[Text provided — start]

I downloaded the .woff
file from Google web fonts for some network reason in China. Previously I tried @font-face
that on Github Pages and it works. But this time it took me an hour to find where was broken.
I use Node to serve static files with mime
, and the content-type
appears to be application/x-font-woff
, and my code in CoffeeScript:
exports.read = (url, res) ->
filepath = path.join __dirname, '../', url
if fs.existsSync filepath
file_content = fs.readFileSync filepath, 'utf8'
show (mime.lookup url)
res.writeHead 200, 'content-type': (mime.lookup url)
res.end file_content
else
res.writeHead 404
res.end()
As the content-type
of .woff
on Github Pages is application/octet-stream
, I just commnet out that line in my code to make it the same.. But it still failed:
exports.read = (url, res) ->
filepath = path.join __dirname, '../', url
if fs.existsSync filepath
file_content = fs.readFileSync filepath, 'utf8'
show (mime.lookup url)
# res.writeHead 200, 'content-type': (mime.lookup url)
res.end file_content
else
res.writeHead 404
res.end()
At last, I switched to a Nginx server to serve the .woff
file.. and finally it began to work.
But how Can I fix that on Node?
In this line, fs.readFileSync(filepath, 'utf8')
the encoding is set to 'utf8'
. It needs to be 'binary'
.
Also, the res.end(file_content)
function needs to pass the right encoding. Try res.end(file_content, 'binary')
.
I had the same issue and had to figure it out myself, this answer doesn't seem to exist anywhere online.

[Text provided — finish]
[Given information — start]

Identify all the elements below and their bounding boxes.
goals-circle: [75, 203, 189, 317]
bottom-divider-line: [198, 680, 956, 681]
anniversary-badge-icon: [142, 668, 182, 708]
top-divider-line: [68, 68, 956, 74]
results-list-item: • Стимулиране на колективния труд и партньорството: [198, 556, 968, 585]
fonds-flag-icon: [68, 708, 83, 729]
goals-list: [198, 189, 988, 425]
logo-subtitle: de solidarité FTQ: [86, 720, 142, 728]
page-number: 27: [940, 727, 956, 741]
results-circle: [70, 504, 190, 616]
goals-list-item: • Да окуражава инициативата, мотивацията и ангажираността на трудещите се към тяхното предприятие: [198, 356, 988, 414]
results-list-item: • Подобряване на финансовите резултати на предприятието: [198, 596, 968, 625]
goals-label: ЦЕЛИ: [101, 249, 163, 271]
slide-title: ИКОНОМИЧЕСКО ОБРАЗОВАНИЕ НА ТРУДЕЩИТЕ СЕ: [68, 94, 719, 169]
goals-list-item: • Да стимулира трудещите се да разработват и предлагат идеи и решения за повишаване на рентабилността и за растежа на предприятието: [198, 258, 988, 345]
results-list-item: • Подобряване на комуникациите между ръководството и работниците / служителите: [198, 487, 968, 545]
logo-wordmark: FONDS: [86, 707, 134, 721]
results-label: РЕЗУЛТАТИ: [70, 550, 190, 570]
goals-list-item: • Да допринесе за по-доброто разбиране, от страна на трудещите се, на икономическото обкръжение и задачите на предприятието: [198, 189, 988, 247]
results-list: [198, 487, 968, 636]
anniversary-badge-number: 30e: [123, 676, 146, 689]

[Given information — finish]

* What the task requires
In the text about serving a .woff font file with Node, what encoding does the reply say should replace 'utf8' when reading the file? Answer from the text alone.

* Problem solution
'binary'